**WORK TO COMPLETE:** Copy out the data lines below, substituting "cell-runner-name" for every occurrence of "cell-horse-name" and keeping everything else the same.
===== EXCERPTED DATA
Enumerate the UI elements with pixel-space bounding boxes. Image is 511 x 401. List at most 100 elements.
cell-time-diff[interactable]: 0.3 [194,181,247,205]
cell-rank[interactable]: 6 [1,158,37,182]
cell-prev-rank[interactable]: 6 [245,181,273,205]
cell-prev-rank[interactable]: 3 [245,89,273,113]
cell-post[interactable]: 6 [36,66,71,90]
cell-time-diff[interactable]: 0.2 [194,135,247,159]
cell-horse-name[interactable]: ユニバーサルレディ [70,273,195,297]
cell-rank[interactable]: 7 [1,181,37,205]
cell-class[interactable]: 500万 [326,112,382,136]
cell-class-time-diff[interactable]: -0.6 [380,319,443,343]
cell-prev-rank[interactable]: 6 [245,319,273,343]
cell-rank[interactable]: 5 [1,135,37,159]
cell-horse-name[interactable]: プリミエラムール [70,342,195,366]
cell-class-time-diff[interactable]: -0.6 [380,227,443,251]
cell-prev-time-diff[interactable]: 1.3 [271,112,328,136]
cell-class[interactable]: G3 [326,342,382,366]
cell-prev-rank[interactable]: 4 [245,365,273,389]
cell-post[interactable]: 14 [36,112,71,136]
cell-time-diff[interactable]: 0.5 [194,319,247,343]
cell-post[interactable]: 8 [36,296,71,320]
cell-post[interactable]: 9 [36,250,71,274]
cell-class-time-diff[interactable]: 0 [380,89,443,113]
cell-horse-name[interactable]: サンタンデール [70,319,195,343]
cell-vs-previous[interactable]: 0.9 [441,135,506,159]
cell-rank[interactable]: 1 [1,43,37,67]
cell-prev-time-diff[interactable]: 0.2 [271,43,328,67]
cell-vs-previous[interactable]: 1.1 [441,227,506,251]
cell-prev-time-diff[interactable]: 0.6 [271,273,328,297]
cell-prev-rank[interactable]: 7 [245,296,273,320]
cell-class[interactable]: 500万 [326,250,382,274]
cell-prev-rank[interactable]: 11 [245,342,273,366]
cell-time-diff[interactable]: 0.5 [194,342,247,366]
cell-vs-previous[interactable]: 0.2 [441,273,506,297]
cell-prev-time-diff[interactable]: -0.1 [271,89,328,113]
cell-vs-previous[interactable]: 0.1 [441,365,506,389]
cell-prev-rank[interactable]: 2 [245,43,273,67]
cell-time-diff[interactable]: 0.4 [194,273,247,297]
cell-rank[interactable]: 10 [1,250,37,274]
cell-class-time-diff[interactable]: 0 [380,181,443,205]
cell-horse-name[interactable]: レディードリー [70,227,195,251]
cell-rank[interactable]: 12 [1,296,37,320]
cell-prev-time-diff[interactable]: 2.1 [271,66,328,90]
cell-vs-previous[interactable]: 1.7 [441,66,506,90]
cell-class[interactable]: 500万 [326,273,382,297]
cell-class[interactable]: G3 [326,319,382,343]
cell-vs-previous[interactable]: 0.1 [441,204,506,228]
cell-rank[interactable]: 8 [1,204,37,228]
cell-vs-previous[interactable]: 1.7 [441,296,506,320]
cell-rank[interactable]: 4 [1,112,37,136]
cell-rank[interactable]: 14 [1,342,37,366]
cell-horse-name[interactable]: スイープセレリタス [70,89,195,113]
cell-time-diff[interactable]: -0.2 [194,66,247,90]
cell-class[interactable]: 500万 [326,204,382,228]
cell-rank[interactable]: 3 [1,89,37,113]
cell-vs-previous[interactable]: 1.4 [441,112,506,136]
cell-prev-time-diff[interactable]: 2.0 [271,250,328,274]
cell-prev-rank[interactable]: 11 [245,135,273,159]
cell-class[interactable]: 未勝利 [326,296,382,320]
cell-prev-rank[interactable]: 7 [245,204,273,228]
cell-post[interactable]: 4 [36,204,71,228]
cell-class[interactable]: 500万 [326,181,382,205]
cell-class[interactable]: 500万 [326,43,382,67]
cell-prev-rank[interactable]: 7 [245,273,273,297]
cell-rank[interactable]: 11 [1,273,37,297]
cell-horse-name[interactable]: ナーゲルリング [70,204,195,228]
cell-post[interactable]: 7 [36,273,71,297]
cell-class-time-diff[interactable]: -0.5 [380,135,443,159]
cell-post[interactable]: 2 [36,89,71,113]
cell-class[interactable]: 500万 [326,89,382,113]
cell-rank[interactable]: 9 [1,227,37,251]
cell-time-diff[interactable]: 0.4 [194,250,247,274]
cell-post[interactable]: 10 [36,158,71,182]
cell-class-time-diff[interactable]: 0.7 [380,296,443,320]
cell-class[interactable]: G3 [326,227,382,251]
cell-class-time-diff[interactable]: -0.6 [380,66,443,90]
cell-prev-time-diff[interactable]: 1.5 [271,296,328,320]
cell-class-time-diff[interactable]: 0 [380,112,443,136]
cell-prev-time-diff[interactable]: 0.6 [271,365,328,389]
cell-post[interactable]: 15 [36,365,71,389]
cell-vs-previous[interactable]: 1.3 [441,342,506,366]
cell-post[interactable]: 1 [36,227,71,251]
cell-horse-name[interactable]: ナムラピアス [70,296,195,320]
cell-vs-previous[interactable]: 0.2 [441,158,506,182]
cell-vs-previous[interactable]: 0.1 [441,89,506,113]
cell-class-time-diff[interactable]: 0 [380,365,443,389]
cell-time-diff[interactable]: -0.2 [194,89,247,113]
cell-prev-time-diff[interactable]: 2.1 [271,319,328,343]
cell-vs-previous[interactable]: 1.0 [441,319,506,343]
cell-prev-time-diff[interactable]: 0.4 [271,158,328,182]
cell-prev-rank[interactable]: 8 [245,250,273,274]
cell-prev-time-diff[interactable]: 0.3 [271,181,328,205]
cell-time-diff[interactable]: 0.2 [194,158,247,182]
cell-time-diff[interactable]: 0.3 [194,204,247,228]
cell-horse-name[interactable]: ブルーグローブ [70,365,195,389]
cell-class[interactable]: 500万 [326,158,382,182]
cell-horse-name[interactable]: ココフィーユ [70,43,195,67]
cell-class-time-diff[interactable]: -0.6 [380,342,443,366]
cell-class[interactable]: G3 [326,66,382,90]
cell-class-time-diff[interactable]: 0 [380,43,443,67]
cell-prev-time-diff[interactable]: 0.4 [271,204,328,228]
==========
**TASK ANSWER:**
Enumerate the UI elements with pixel-space bounding boxes. Image is 511 x 401. List at most 100 elements.
cell-time-diff[interactable]: 0.3 [194,181,247,205]
cell-rank[interactable]: 6 [1,158,37,182]
cell-prev-rank[interactable]: 6 [245,181,273,205]
cell-prev-rank[interactable]: 3 [245,89,273,113]
cell-post[interactable]: 6 [36,66,71,90]
cell-time-diff[interactable]: 0.2 [194,135,247,159]
cell-runner-name[interactable]: ユニバーサルレディ [70,273,195,297]
cell-rank[interactable]: 7 [1,181,37,205]
cell-class[interactable]: 500万 [326,112,382,136]
cell-class-time-diff[interactable]: -0.6 [380,319,443,343]
cell-prev-rank[interactable]: 6 [245,319,273,343]
cell-rank[interactable]: 5 [1,135,37,159]
cell-runner-name[interactable]: プリミエラムール [70,342,195,366]
cell-class-time-diff[interactable]: -0.6 [380,227,443,251]
cell-prev-time-diff[interactable]: 1.3 [271,112,328,136]
cell-class[interactable]: G3 [326,342,382,366]
cell-prev-rank[interactable]: 4 [245,365,273,389]
cell-post[interactable]: 14 [36,112,71,136]
cell-time-diff[interactable]: 0.5 [194,319,247,343]
cell-post[interactable]: 8 [36,296,71,320]
cell-post[interactable]: 9 [36,250,71,274]
cell-class-time-diff[interactable]: 0 [380,89,443,113]
cell-runner-name[interactable]: サンタンデール [70,319,195,343]
cell-vs-previous[interactable]: 0.9 [441,135,506,159]
cell-rank[interactable]: 1 [1,43,37,67]
cell-prev-time-diff[interactable]: 0.2 [271,43,328,67]
cell-vs-previous[interactable]: 1.1 [441,227,506,251]
cell-prev-time-diff[interactable]: 0.6 [271,273,328,297]
cell-prev-rank[interactable]: 7 [245,296,273,320]
cell-class[interactable]: 500万 [326,250,382,274]
cell-prev-rank[interactable]: 11 [245,342,273,366]
cell-time-diff[interactable]: 0.5 [194,342,247,366]
cell-vs-previous[interactable]: 0.2 [441,273,506,297]
cell-prev-time-diff[interactable]: -0.1 [271,89,328,113]
cell-vs-previous[interactable]: 0.1 [441,365,506,389]
cell-prev-rank[interactable]: 2 [245,43,273,67]
cell-time-diff[interactable]: 0.4 [194,273,247,297]
cell-rank[interactable]: 10 [1,250,37,274]
cell-class-time-diff[interactable]: 0 [380,181,443,205]
cell-runner-name[interactable]: レディードリー [70,227,195,251]
cell-rank[interactable]: 12 [1,296,37,320]
cell-prev-time-diff[interactable]: 2.1 [271,66,328,90]
cell-vs-previous[interactable]: 1.7 [441,66,506,90]
cell-class[interactable]: 500万 [326,273,382,297]
cell-class[interactable]: G3 [326,319,382,343]
cell-vs-previous[interactable]: 0.1 [441,204,506,228]
cell-rank[interactable]: 8 [1,204,37,228]
cell-vs-previous[interactable]: 1.7 [441,296,506,320]
cell-rank[interactable]: 4 [1,112,37,136]
cell-rank[interactable]: 14 [1,342,37,366]
cell-runner-name[interactable]: スイープセレリタス [70,89,195,113]
cell-time-diff[interactable]: -0.2 [194,66,247,90]
cell-class[interactable]: 500万 [326,204,382,228]
cell-rank[interactable]: 3 [1,89,37,113]
cell-vs-previous[interactable]: 1.4 [441,112,506,136]
cell-prev-time-diff[interactable]: 2.0 [271,250,328,274]
cell-prev-rank[interactable]: 11 [245,135,273,159]
cell-class[interactable]: 未勝利 [326,296,382,320]
cell-prev-rank[interactable]: 7 [245,204,273,228]
cell-post[interactable]: 4 [36,204,71,228]
cell-class[interactable]: 500万 [326,181,382,205]
cell-class[interactable]: 500万 [326,43,382,67]
cell-prev-rank[interactable]: 7 [245,273,273,297]
cell-rank[interactable]: 11 [1,273,37,297]
cell-runner-name[interactable]: ナーゲルリング [70,204,195,228]
cell-post[interactable]: 7 [36,273,71,297]
cell-class-time-diff[interactable]: -0.5 [380,135,443,159]
cell-post[interactable]: 2 [36,89,71,113]
cell-class[interactable]: 500万 [326,89,382,113]
cell-rank[interactable]: 9 [1,227,37,251]
cell-time-diff[interactable]: 0.4 [194,250,247,274]
cell-post[interactable]: 10 [36,158,71,182]
cell-class-time-diff[interactable]: 0.7 [380,296,443,320]
cell-class[interactable]: G3 [326,227,382,251]
cell-class-time-diff[interactable]: -0.6 [380,66,443,90]
cell-prev-time-diff[interactable]: 1.5 [271,296,328,320]
cell-class-time-diff[interactable]: 0 [380,112,443,136]
cell-prev-time-diff[interactable]: 0.6 [271,365,328,389]
cell-post[interactable]: 15 [36,365,71,389]
cell-vs-previous[interactable]: 1.3 [441,342,506,366]
cell-post[interactable]: 1 [36,227,71,251]
cell-runner-name[interactable]: ナムラピアス [70,296,195,320]
cell-vs-previous[interactable]: 0.2 [441,158,506,182]
cell-vs-previous[interactable]: 0.1 [441,89,506,113]
cell-class-time-diff[interactable]: 0 [380,365,443,389]
cell-time-diff[interactable]: -0.2 [194,89,247,113]
cell-prev-time-diff[interactable]: 2.1 [271,319,328,343]
cell-vs-previous[interactable]: 1.0 [441,319,506,343]
cell-prev-time-diff[interactable]: 0.4 [271,158,328,182]
cell-prev-rank[interactable]: 8 [245,250,273,274]
cell-prev-time-diff[interactable]: 0.3 [271,181,328,205]
cell-time-diff[interactable]: 0.2 [194,158,247,182]
cell-time-diff[interactable]: 0.3 [194,204,247,228]
cell-runner-name[interactable]: ブルーグローブ [70,365,195,389]
cell-class[interactable]: 500万 [326,158,382,182]
cell-runner-name[interactable]: ココフィーユ [70,43,195,67]
cell-class-time-diff[interactable]: -0.6 [380,342,443,366]
cell-class[interactable]: G3 [326,66,382,90]
cell-class-time-diff[interactable]: 0 [380,43,443,67]
cell-prev-time-diff[interactable]: 0.4 [271,204,328,228]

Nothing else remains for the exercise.